◆ WORK TO DO ◆
Rewrite every line of the items below as a JSON list of strings, one string per line. Skip blank lines and leave the pictures out.

**** GIVEN DATA

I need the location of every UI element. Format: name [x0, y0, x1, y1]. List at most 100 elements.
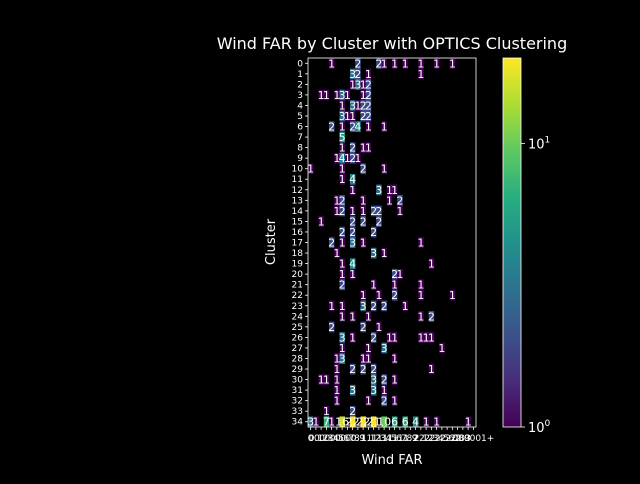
- heatmap-cell: [355, 152, 361, 164]
- cell-value-label: 1: [333, 247, 340, 260]
- heatmap-cell: [339, 152, 345, 164]
- heatmap-cell: [392, 353, 398, 364]
- heatmap-cell: [339, 268, 345, 280]
- x-tick-label: 3: [465, 434, 471, 444]
- heatmap-cell: [350, 173, 356, 185]
- cell-value-label: 1: [360, 142, 367, 155]
- heatmap-cell: [381, 384, 387, 396]
- cell-value-label: 1: [323, 405, 330, 418]
- cell-value-label: 3: [370, 384, 377, 397]
- heatmap-cell: [376, 205, 382, 217]
- cell-value-label: 1: [417, 57, 424, 70]
- x-tick-label: 1.4: [377, 434, 392, 444]
- y-tick-label: 16: [292, 228, 304, 238]
- y-tick-label: 20: [292, 270, 304, 280]
- heatmap-cell: [365, 100, 372, 111]
- cell-value-label: 1: [333, 152, 340, 165]
- cell-value-label: 1: [381, 163, 388, 176]
- x-tick-label: 0.1: [309, 434, 323, 444]
- cell-value-label: 2: [349, 363, 356, 376]
- cell-value-label: 1: [339, 258, 346, 271]
- y-tick-labels: 0123456789101112131415161718192021222324…: [292, 59, 308, 428]
- heatmap-cell: [350, 405, 356, 417]
- heatmap-cell: [397, 205, 403, 217]
- cell-value-label: 1: [391, 395, 398, 408]
- heatmap-cell: [434, 416, 440, 428]
- y-tick-label: 32: [292, 397, 303, 407]
- cell-value-label: 1: [465, 416, 472, 429]
- cell-value-label: 2: [360, 163, 367, 176]
- y-tick-label: 1: [297, 70, 303, 80]
- heatmap-cell: [339, 163, 345, 175]
- heatmap-cell: [371, 374, 377, 386]
- heatmap-cell: [355, 68, 361, 80]
- cell-value-label: 2: [381, 374, 388, 387]
- y-tick-label: 25: [292, 323, 303, 333]
- cell-value-label: 1: [365, 310, 372, 323]
- heatmap-cell: [386, 184, 393, 196]
- heatmap-cell: [423, 416, 429, 428]
- heatmap-cell: [350, 121, 356, 132]
- cell-value-label: 2: [349, 142, 356, 155]
- heatmap-cell: [329, 321, 335, 333]
- heatmap-cell: [397, 268, 403, 280]
- x-tick-label: 2.6: [440, 434, 455, 444]
- cell-value-label: 1: [417, 331, 424, 344]
- cell-value-label: 1: [339, 121, 346, 134]
- heatmap-cell: [371, 279, 377, 291]
- cell-value-label: 3: [339, 89, 346, 102]
- x-tick-label: 0: [308, 434, 314, 444]
- heatmap-cell: [418, 311, 424, 322]
- cell-value-label: 1: [333, 374, 340, 387]
- cell-value-label: 2: [360, 110, 367, 123]
- cell-value-label: 2: [370, 331, 377, 344]
- heatmap-cell: [360, 321, 366, 333]
- cell-value-label: 1: [323, 374, 330, 387]
- cell-value-label: 1: [365, 352, 372, 365]
- y-tick-label: 27: [292, 344, 303, 354]
- cell-value-label: 2: [349, 215, 356, 228]
- heatmap-cell: [339, 121, 345, 132]
- cell-value-label: 1: [318, 374, 325, 387]
- cell-value-label: 1: [318, 215, 325, 228]
- cell-value-label: 2: [360, 99, 367, 112]
- cell-value-label: 1: [333, 205, 340, 218]
- cell-value-label: 1: [339, 142, 346, 155]
- cell-value-label: 1: [396, 205, 403, 218]
- heatmap-cell: [392, 279, 398, 291]
- cell-value-label: 2: [370, 205, 377, 218]
- cell-value-label: 1: [349, 110, 356, 123]
- heatmap-cell: [371, 416, 377, 428]
- heatmap-cell: [323, 374, 330, 386]
- cell-value-label: 1: [449, 57, 456, 70]
- heatmap-cell: [392, 58, 398, 69]
- cell-value-label: 2: [365, 99, 372, 112]
- cell-value-label: 1: [375, 321, 382, 334]
- x-tick-label: 000001+: [452, 434, 494, 444]
- y-tick-label: 0: [297, 59, 303, 69]
- cell-value-label: 1: [428, 258, 435, 271]
- cell-value-label: 1: [360, 289, 367, 302]
- heatmap-cell: [365, 142, 372, 154]
- heatmap-cell: [329, 237, 335, 248]
- heatmap-cell: [392, 289, 398, 301]
- heatmap-cell: [339, 195, 345, 206]
- cell-value-label: 1: [375, 289, 382, 302]
- cell-value-label: 2: [360, 215, 367, 228]
- heatmap-cell: [365, 68, 372, 80]
- heatmap-cell: [428, 258, 435, 270]
- heatmap-cell: [350, 332, 356, 343]
- y-tick-label: 29: [292, 365, 304, 375]
- cell-value-label: 1: [391, 331, 398, 344]
- heatmap-cell: [381, 416, 387, 428]
- cell-value-label: 1: [381, 57, 388, 70]
- cell-value-label: 1: [417, 279, 424, 292]
- heatmap-cell: [360, 289, 366, 301]
- heatmap-cell: [381, 247, 387, 259]
- heatmap-cell: [339, 300, 345, 312]
- cell-value-label: 1: [339, 342, 346, 355]
- heatmap-cell: [334, 205, 340, 217]
- heatmap-cell: [339, 131, 345, 143]
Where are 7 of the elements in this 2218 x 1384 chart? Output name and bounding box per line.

********

◆ COMPLETE OUTPUT ◆
[
  "I need the location of every UI element. Format: name [x0, y0, x1, y1]. List at most 100 elements.",
  "- heatmap-cell: [355, 152, 361, 164]",
  "- cell-value-label: 1: [333, 247, 340, 260]",
  "- heatmap-cell: [339, 152, 345, 164]",
  "- heatmap-cell: [392, 353, 398, 364]",
  "- heatmap-cell: [339, 268, 345, 280]",
  "- x-tick-label: 3: [465, 434, 471, 444]",
  "- heatmap-cell: [350, 173, 356, 185]",
  "- cell-value-label: 1: [360, 142, 367, 155]",
  "- heatmap-cell: [381, 384, 387, 396]",
  "- cell-value-label: 1: [323, 405, 330, 418]",
  "- cell-value-label: 3: [370, 384, 377, 397]",
  "- heatmap-cell: [376, 205, 382, 217]",
  "- cell-value-label: 1: [417, 57, 424, 70]",
  "- x-tick-label: 1.4: [377, 434, 392, 444]",
  "- y-tick-label: 16: [292, 228, 304, 238]",
  "- y-tick-label: 20: [292, 270, 304, 280]",
  "- heatmap-cell: [365, 100, 372, 111]",
  "- cell-value-label: 1: [333, 152, 340, 165]",
  "- cell-value-label: 1: [381, 163, 388, 176]",
  "- x-tick-label: 0.1: [309, 434, 323, 444]",
  "- cell-value-label: 2: [349, 363, 356, 376]",
  "- cell-value-label: 1: [339, 258, 346, 271]",
  "- y-tick-labels: 0123456789101112131415161718192021222324…: [292, 59, 308, 428]",
  "- heatmap-cell: [350, 405, 356, 417]",
  "- heatmap-cell: [397, 205, 403, 217]",
  "- cell-value-label: 1: [391, 395, 398, 408]",
  "- heatmap-cell: [434, 416, 440, 428]",
  "- y-tick-label: 32: [292, 397, 303, 407]",
  "- cell-value-label: 1: [465, 416, 472, 429]",
  "- cell-value-label: 2: [360, 163, 367, 176]",
  "- y-tick-label: 1: [297, 70, 303, 80]",
  "- heatmap-cell: [339, 163, 345, 175]",
  "- heatmap-cell: [371, 374, 377, 386]",
  "- heatmap-cell: [355, 68, 361, 80]",
  "- cell-value-label: 2: [381, 374, 388, 387]",
  "- y-tick-label: 25: [292, 323, 303, 333]",
  "- cell-value-label: 1: [365, 310, 372, 323]",
  "- heatmap-cell: [386, 184, 393, 196]",
  "- heatmap-cell: [423, 416, 429, 428]",
  "- heatmap-cell: [350, 121, 356, 132]",
  "- cell-value-label: 2: [349, 142, 356, 155]",
  "- heatmap-cell: [329, 321, 335, 333]",
  "- heatmap-cell: [397, 268, 403, 280]",
  "- x-tick-label: 2.6: [440, 434, 455, 444]",
  "- cell-value-label: 1: [417, 331, 424, 344]",
  "- cell-value-label: 1: [339, 121, 346, 134]",
  "- heatmap-cell: [371, 279, 377, 291]",
  "- cell-value-label: 3: [339, 89, 346, 102]",
  "- x-tick-label: 0: [308, 434, 314, 444]",
  "- heatmap-cell: [418, 311, 424, 322]",
  "- cell-value-label: 1: [333, 374, 340, 387]",
  "- cell-value-label: 2: [360, 110, 367, 123]",
  "- cell-value-label: 2: [370, 331, 377, 344]",
  "- heatmap-cell: [360, 321, 366, 333]",
  "- cell-value-label: 1: [323, 374, 330, 387]",
  "- cell-value-label: 1: [365, 352, 372, 365]",
  "- y-tick-label: 27: [292, 344, 303, 354]",
  "- cell-value-label: 2: [349, 215, 356, 228]",
  "- heatmap-cell: [339, 121, 345, 132]",
  "- cell-value-label: 1: [318, 374, 325, 387]",
  "- cell-value-label: 1: [318, 215, 325, 228]",
  "- cell-value-label: 2: [360, 99, 367, 112]",
  "- cell-value-label: 1: [333, 205, 340, 218]",
  "- cell-value-label: 1: [339, 142, 346, 155]",
  "- cell-value-label: 1: [396, 205, 403, 218]",
  "- heatmap-cell: [392, 279, 398, 291]",
  "- cell-value-label: 2: [370, 205, 377, 218]",
  "- cell-value-label: 1: [349, 110, 356, 123]",
  "- heatmap-cell: [371, 416, 377, 428]",
  "- heatmap-cell: [323, 374, 330, 386]",
  "- cell-value-label: 1: [449, 57, 456, 70]",
  "- heatmap-cell: [392, 58, 398, 69]",
  "- cell-value-label: 2: [365, 99, 372, 112]",
  "- cell-value-label: 1: [375, 321, 382, 334]",
  "- x-tick-label: 000001+: [452, 434, 494, 444]",
  "- y-tick-label: 0: [297, 59, 303, 69]",
  "- cell-value-label: 1: [428, 258, 435, 271]",
  "- cell-value-label: 1: [360, 289, 367, 302]",
  "- heatmap-cell: [365, 142, 372, 154]",
  "- heatmap-cell: [329, 237, 335, 248]",
  "- heatmap-cell: [392, 289, 398, 301]",
  "- heatmap-cell: [339, 195, 345, 206]",
  "- cell-value-label: 1: [375, 289, 382, 302]",
  "- cell-value-label: 2: [360, 215, 367, 228]",
  "- heatmap-cell: [365, 68, 372, 80]",
  "- heatmap-cell: [428, 258, 435, 270]",
  "- heatmap-cell: [350, 332, 356, 343]",
  "- y-tick-label: 29: [292, 365, 304, 375]",
  "- cell-value-label: 1: [391, 331, 398, 344]",
  "- heatmap-cell: [381, 416, 387, 428]",
  "- cell-value-label: 1: [381, 57, 388, 70]",
  "- cell-value-label: 1: [417, 279, 424, 292]",
  "- heatmap-cell: [360, 289, 366, 301]",
  "- heatmap-cell: [381, 247, 387, 259]",
  "- heatmap-cell: [339, 300, 345, 312]",
  "- cell-value-label: 1: [339, 342, 346, 355]",
  "- heatmap-cell: [334, 205, 340, 217]",
  "- heatmap-cell: [339, 131, 345, 143]",
  "Where are 7 of the elements in this 2218 x 1384 chart? Output name and bounding box per line."
]